● Short problem:
Work out how many lines in the entries contain the string "text", and give nothing but that number.

===== Recorded information =====

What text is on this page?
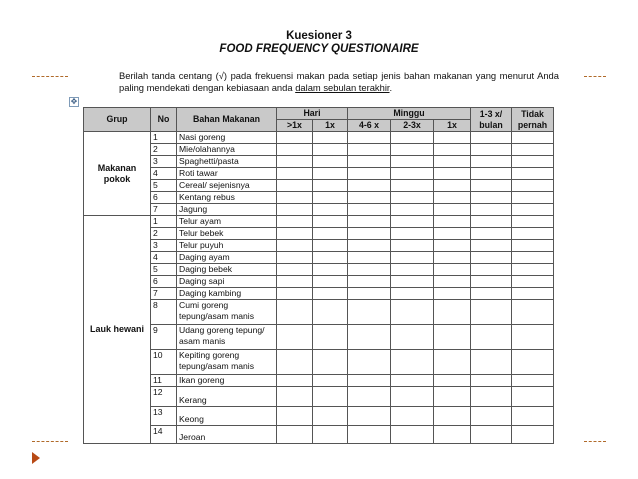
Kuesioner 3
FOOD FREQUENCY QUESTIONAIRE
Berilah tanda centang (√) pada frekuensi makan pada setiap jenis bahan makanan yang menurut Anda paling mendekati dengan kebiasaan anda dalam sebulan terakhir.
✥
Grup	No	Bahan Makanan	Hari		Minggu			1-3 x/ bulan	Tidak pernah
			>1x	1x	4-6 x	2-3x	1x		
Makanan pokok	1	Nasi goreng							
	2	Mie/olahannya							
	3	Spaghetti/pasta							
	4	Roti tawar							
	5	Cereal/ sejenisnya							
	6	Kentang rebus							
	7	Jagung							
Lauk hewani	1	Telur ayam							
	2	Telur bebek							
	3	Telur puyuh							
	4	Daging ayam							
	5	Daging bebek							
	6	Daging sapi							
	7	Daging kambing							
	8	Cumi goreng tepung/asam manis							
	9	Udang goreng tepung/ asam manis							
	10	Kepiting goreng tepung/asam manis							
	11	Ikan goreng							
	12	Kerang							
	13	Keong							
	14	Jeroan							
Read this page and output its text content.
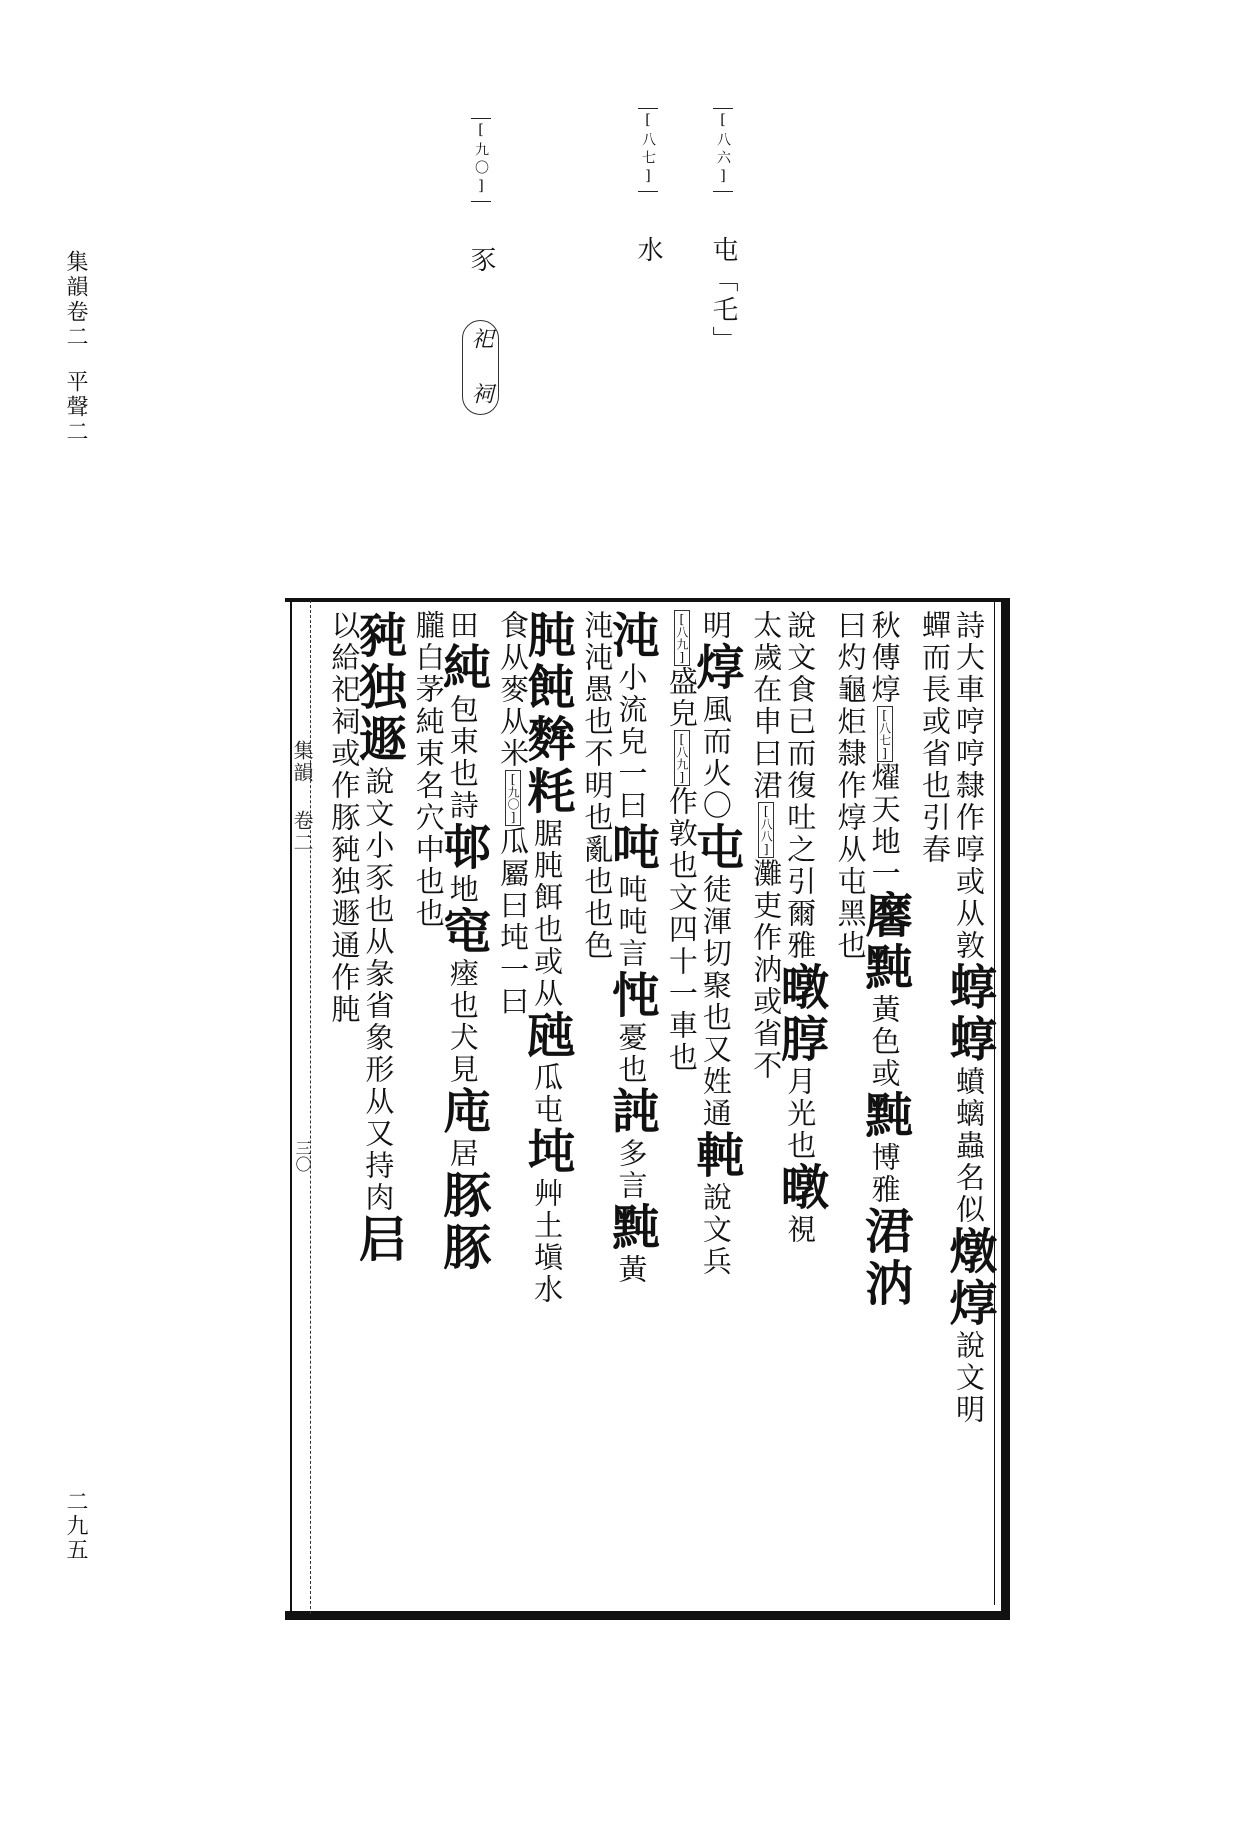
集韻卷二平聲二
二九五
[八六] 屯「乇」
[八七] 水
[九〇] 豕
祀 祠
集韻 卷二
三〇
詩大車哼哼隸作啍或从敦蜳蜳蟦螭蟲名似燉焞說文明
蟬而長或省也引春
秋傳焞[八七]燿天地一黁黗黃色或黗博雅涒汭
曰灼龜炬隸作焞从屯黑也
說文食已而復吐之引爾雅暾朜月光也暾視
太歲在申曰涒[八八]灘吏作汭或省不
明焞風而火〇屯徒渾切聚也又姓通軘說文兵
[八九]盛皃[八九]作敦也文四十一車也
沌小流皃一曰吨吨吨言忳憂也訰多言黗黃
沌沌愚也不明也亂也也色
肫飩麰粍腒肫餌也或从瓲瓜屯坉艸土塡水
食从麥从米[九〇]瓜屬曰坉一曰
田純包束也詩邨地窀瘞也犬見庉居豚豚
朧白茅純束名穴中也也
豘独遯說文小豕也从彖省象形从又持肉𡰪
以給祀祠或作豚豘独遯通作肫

=====
===== Recorded information =====

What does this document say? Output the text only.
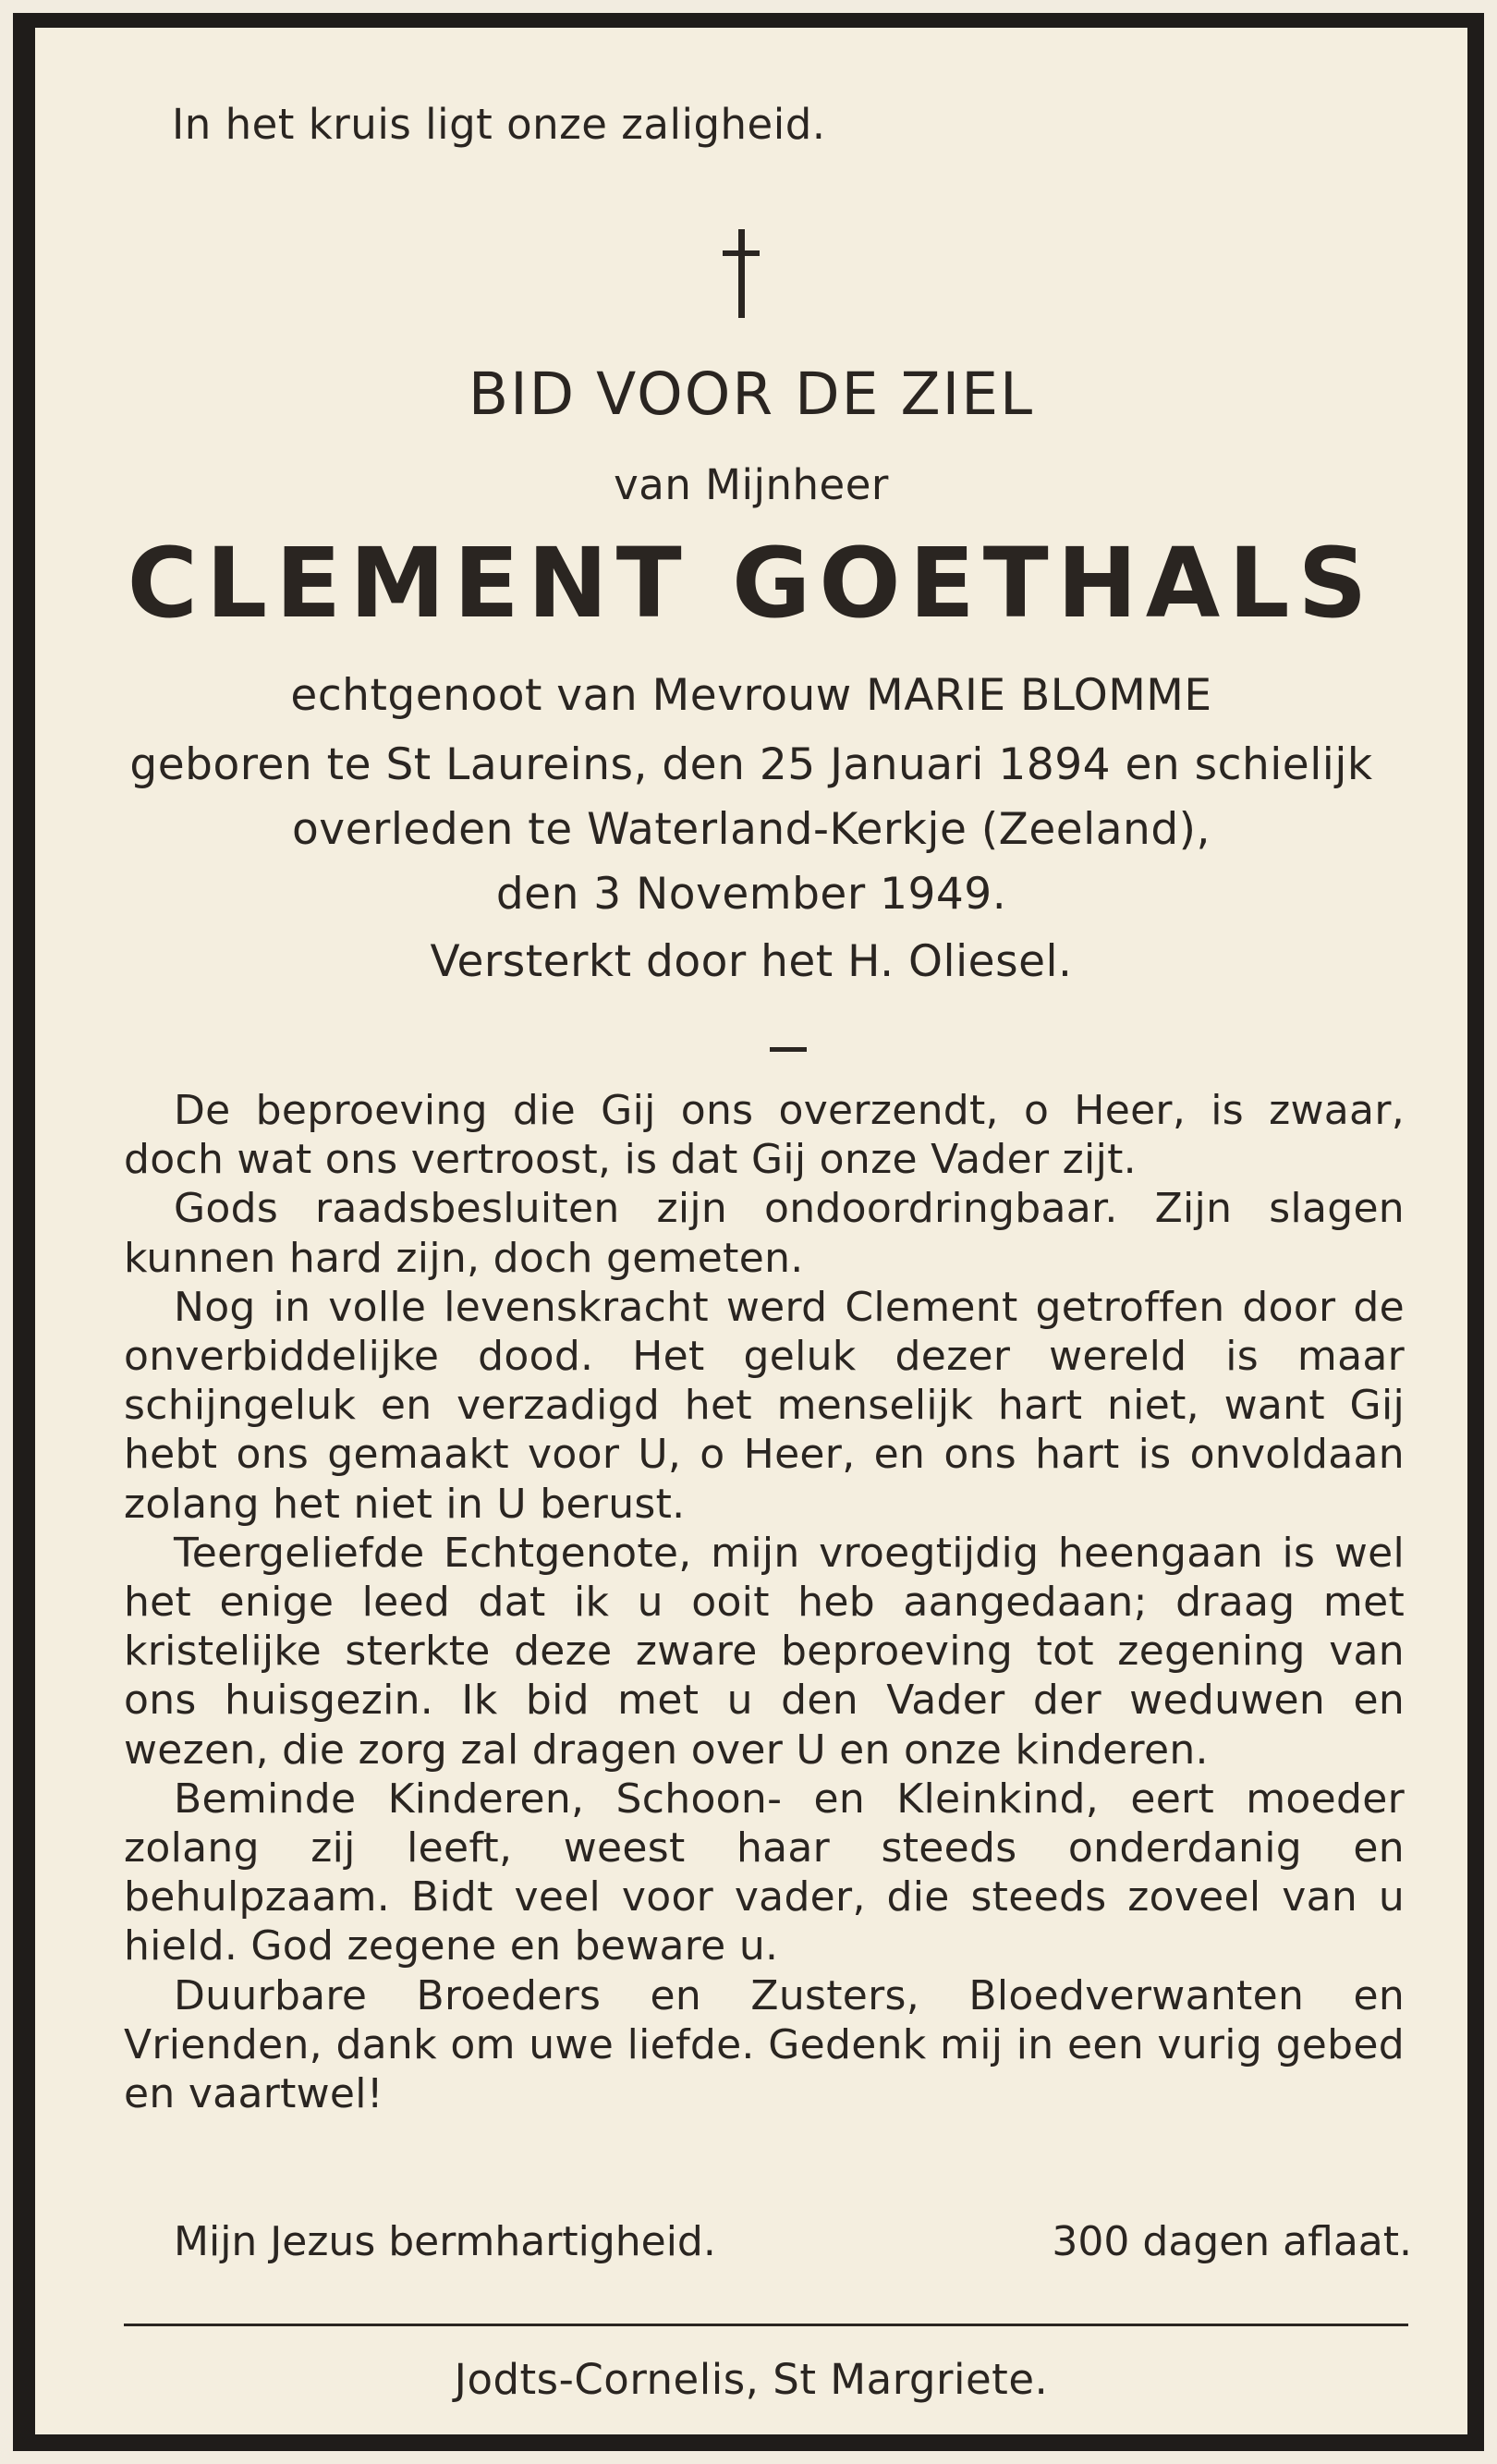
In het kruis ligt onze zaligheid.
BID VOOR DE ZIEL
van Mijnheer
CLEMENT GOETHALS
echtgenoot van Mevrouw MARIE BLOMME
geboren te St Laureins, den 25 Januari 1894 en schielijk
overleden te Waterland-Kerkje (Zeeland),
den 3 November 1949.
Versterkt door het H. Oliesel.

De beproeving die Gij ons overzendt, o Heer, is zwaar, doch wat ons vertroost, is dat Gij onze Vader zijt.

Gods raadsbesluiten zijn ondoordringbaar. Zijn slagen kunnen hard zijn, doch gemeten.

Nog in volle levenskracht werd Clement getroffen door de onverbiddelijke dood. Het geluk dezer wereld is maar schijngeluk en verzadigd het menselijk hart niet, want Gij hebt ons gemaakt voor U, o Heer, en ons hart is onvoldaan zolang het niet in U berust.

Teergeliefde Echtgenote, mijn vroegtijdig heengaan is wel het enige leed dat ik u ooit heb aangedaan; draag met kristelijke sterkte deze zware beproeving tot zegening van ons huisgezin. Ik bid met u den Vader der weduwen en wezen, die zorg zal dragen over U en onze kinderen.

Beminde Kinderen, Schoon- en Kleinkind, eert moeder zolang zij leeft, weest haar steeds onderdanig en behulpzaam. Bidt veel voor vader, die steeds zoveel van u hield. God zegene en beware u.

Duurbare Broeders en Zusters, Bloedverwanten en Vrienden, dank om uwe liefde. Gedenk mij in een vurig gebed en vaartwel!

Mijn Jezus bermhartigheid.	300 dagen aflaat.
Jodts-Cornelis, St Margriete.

=====

● Output below:
3